Each entry must be reproduced precisely as it stands.

╭─ EXERCISE INPUT

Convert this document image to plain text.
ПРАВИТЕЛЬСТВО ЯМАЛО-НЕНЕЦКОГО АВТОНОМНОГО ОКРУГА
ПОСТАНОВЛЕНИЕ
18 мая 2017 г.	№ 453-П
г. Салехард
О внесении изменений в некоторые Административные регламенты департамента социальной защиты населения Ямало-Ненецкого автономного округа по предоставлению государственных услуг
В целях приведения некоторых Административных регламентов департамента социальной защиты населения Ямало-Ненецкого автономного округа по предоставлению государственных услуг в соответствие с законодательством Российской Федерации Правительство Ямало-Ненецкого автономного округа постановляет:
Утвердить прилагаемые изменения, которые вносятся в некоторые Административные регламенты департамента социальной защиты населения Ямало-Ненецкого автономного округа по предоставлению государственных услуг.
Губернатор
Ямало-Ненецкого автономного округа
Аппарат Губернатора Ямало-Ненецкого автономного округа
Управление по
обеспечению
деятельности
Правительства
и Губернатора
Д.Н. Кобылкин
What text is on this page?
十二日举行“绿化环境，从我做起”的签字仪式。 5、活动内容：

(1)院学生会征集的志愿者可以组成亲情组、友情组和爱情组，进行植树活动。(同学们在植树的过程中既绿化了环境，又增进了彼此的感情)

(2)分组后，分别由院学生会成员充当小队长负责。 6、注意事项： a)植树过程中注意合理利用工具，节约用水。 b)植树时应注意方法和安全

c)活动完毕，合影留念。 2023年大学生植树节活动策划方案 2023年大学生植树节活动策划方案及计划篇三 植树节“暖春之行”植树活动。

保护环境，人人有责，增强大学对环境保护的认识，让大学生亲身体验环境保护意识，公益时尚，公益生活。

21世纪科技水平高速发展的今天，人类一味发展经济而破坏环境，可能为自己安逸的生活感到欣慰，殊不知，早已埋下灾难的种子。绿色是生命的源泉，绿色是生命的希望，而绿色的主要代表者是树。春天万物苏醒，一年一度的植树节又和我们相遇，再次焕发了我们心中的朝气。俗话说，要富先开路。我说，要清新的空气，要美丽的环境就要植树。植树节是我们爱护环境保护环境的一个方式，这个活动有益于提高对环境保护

╰─

__EXERCISE RESPONSE__:
Convert this document image to plain text.
ПРАВИТЕЛЬСТВО ЯМАЛО-НЕНЕЦКОГО АВТОНОМНОГО ОКРУГА
ПОСТАНОВЛЕНИЕ
18 мая 2017 г.	№ 453-П
г. Салехард
О внесении изменений в некоторые Административные регламенты департамента социальной защиты населения Ямало-Ненецкого автономного округа по предоставлению государственных услуг
В целях приведения некоторых Административных регламентов департамента социальной защиты населения Ямало-Ненецкого автономного округа по предоставлению государственных услуг в соответствие с законодательством Российской Федерации Правительство Ямало-Ненецкого автономного округа постановляет:
Утвердить прилагаемые изменения, которые вносятся в некоторые Административные регламенты департамента социальной защиты населения Ямало-Ненецкого автономного округа по предоставлению государственных услуг.
Губернатор
Ямало-Ненецкого автономного округа
Аппарат Губернатора Ямало-Ненецкого автономного округа
Управление по
обеспечению
деятельности
Правительства
и Губернатора
Д.Н. Кобылкин
What text is on this page?
十二日举行“绿化环境，从我做起”的签字仪式。 5、活动内容：

(1)院学生会征集的志愿者可以组成亲情组、友情组和爱情组，进行植树活动。(同学们在植树的过程中既绿化了环境，又增进了彼此的感情)

(2)分组后，分别由院学生会成员充当小队长负责。 6、注意事项： a)植树过程中注意合理利用工具，节约用水。 b)植树时应注意方法和安全

c)活动完毕，合影留念。 2023年大学生植树节活动策划方案 2023年大学生植树节活动策划方案及计划篇三 植树节“暖春之行”植树活动。

保护环境，人人有责，增强大学对环境保护的认识，让大学生亲身体验环境保护意识，公益时尚，公益生活。

21世纪科技水平高速发展的今天，人类一味发展经济而破坏环境，可能为自己安逸的生活感到欣慰，殊不知，早已埋下灾难的种子。绿色是生命的源泉，绿色是生命的希望，而绿色的主要代表者是树。春天万物苏醒，一年一度的植树节又和我们相遇，再次焕发了我们心中的朝气。俗话说，要富先开路。我说，要清新的空气，要美丽的环境就要植树。植树节是我们爱护环境保护环境的一个方式，这个活动有益于提高对环境保护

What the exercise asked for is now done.